#### [WHAT NEEDS TO BE DONE]
Pick up the article on Dublin housing below after its last sentence and keep writing it.

#### [DOCUMENT EXTRACT]

Here's a true story for budget week in Ireland. A young couple I know recently moved into the first home they can call their own, courtesy of their parents who used their pension savings to buy the property. The arrangement is that instead of the young couple paying a landlord they will pay the parents a monthly rent and eventually will inherit the house when the parents pass away.
This young couple has two small kids and both of them work, one as a musician and the other as an art teacher. Since they don't have full-time permanent jobs and are low earners, getting a mortgage was not possible. Even if they had money for a deposit -- which they didn't -- music and art would not be high up their bank's list of preferred professions for loan candidates.
Up to this they had been losing close to half their income on rent. They are paying a good deal less now and the arrangement gives them real hope for the future as well as a priceless feeling of security. But they still have to work hard to pay the parents every month.
Their new home is in Marino, a 1930s garden estate of over 1,000 small houses on the north side of Dublin. Being close to the city center it's a popular area for young couples buying a first home. Prices in the area are still just about affordable for young high earners, although in the last year they have soared.
Neither the young couple nor their parents had any money left over when the house was bought early last year. The home is habitable and has heating, but little has been done to it over the years. It needs modernization, a new bathroom, a kitchen extension and so on. But all of that -- and new windows to replace the rusting original metal frame ones -- will have to wait.
So they cleaned and painted and moved in, and they're as happy as can be. Five years or more from now they might be able to pay for all of the upgrading work that remains to be done.
Now here's where it gets interesting. At the other end of the street there is another house exactly like theirs -- all the houses in the estate are the same -- which used to be home to an elderly couple. Earlier this year that house was put up for sale and although other young couples were interested and made offers, the city council outbid them and bought it.
This is not all that unusual in Dublin these days. Because of the critical shortage of social housing and the delays in building more, the councils have begun to buy some private houses as a fast way of providing social housing to people on the housing list. This one cost the council around €350,000.
Nothing happened for a few months after the sale. Then a large skip appeared on the road outside and a team of council workers arrived and began to strip the inside of the house back to the bare walls, removing internal doors, floors, etc. and putting in a new front door, new windows, a new heating system, new wiring, new kitchen, new bathroom, etc. Even the beautiful original pine panel doors inside the house were thrown in the skip.
It is likely that the cost of the refurbishment works was at least €60,000 and may have been considerably more than that. Some weeks later the new tenants arrived, a family who had been on the council housing list waiting for a home. No doubt they are very happy and there is no reason to begrudge them their good fortune; they may have been on the social housing waiting list for years.
House prices: Ireland third in the world for price growth https://t.co/OYuOZ2EL1z— Irish Times Business (@IrishTimesBiz) September 26, 2017
But there is a problem with this. The rent the new tenants will pay to the council for their fully refurbished house will be calculated at council rates and related to family size and household income. It is unlikely to be more than €100 a week and could be less than that, depending on family circumstances.
In contrast with this, the young couple I know are paying around €1,000 a month to their parents, their house has no modern improvements and, most important, they have not cost the state a cent.

#### [GIVEN RECORDS]
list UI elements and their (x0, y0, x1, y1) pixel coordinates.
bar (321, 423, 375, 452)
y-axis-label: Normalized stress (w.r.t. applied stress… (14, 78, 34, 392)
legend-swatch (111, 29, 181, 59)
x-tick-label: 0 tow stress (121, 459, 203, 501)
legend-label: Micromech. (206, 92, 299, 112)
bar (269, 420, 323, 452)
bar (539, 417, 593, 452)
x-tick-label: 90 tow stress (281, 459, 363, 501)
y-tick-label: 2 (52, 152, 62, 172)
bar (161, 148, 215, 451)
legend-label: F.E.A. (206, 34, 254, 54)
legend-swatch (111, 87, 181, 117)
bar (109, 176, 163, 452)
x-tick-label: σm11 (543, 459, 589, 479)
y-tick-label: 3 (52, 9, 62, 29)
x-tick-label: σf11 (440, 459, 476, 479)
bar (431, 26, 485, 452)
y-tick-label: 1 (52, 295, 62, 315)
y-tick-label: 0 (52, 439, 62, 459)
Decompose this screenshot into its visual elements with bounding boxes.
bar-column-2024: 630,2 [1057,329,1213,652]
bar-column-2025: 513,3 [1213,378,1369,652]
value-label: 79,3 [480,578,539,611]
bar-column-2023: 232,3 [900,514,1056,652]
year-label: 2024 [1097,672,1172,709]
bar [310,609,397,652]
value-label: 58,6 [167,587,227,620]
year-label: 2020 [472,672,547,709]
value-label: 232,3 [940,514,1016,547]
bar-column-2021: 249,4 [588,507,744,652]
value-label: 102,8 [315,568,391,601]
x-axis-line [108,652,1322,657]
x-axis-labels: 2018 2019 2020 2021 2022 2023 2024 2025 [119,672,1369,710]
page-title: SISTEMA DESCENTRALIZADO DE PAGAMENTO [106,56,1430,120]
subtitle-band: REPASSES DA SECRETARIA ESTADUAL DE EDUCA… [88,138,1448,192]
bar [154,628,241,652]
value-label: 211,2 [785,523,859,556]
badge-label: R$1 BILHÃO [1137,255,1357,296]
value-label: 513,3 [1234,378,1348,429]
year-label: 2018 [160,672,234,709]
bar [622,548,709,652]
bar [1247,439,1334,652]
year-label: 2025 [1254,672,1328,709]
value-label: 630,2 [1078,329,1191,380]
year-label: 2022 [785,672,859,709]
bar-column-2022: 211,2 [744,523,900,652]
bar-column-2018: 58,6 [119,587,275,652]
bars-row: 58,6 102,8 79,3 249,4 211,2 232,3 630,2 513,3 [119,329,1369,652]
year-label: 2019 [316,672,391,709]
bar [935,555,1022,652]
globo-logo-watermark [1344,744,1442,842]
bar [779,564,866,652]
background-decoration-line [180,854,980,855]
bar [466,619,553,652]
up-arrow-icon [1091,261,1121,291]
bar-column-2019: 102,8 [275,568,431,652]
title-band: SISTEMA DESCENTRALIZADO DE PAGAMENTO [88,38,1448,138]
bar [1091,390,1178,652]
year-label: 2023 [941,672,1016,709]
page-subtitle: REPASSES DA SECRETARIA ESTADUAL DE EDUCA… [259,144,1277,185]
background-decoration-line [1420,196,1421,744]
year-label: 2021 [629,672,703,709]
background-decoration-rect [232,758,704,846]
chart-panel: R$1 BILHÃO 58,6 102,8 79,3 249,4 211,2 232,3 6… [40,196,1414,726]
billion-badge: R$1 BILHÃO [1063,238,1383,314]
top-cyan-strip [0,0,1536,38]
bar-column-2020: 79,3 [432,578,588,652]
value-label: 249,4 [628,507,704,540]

#### [WRITTEN ANSWER]
It makes you think -- and it relates directly to the point made recently by the new Taoiseach Leo Varadkar about wanting to help all the people here who try to do things for themselves rather than be dependent on the state (and close to 90 percent of people here do provide their own housing). This example also illustrates the way state intervention so often results in over-expenditure, often with mixed results.
Why must the house offered to social tenants be refurbished to the very highest standard before they move in? Why can't they make do with old pine doors and rusty metal windows like the couple I know on the same street? Is there some reason why they can't be asked to get out the scrubbing brushes and paint brushes and do some of the work themselves?
We all know we're in the middle of a housing crisis here. But hard working young couples (or singles) who are trying to look after their own housing needs get very little help from anyone, including the state. Meanwhile, some of those who want social housing from the state can be very picky, as the Sunday Independent paper reported last weekend.
It revealed that one in four people who are offered social housing in the Dublin City Council area have been turning down homes for a variety of reasons. These include claims that the accommodation is not suitable, too far away from relatives, too big, too small, in an area they don't know, the decor is not to their liking, etc.
There are other aspects at play here as well. The four councils in the greater Dublin area and many other councils around the country have high levels of rent arrears -- tenants who fall way behind in their payments -- and these funds are never collected.
This goes on despite some social tenants having significant household income (often in the black economy) and having a car or two outside the house. And it goes on among those who can't find a job (despite us being down to six percent unemployment) even though their welfare payments are among the highest in Europe and their rents are set at very low levels.
We have explained in recent columns why housing here is such a mess and the problems being caused by soaring house prices and rents, something that will be solved over several years rather than by the measures announced in a single budget. But some of what is going on in the housing market at the moment relates to the more fundamental points made recently by Varadkar.
He summarized what he wants to achieve in the Irish economy as "A Republic of Opportunity.” He used the phrase several times in recent speeches, saying he wants to give everyone in Ireland -- particularly the squeezed middle class -- the opportunity to build a better life for themselves through hard work and self-reliance.
Varadkar said it's time "the people who get up early in the morning" got a break. They are the people who pay for everything through their taxes, he said, but feel they get very little back from the state. They were given a slight break in this week's budget but it's not much more than a token gesture because that's all the state can afford without cutting welfare and the rest of our inflated state spending.
Varadkar's belief that we need to stop encouraging our deeply engrained culture of dependency and foster one of self-reliance has been mildly controversial. His slight shift to the center right has been criticized by politicians on the left -- the members of the Pay for Nothing parties as a colleague of mine calls them -- who want ever higher public spending on welfare and state supports and services.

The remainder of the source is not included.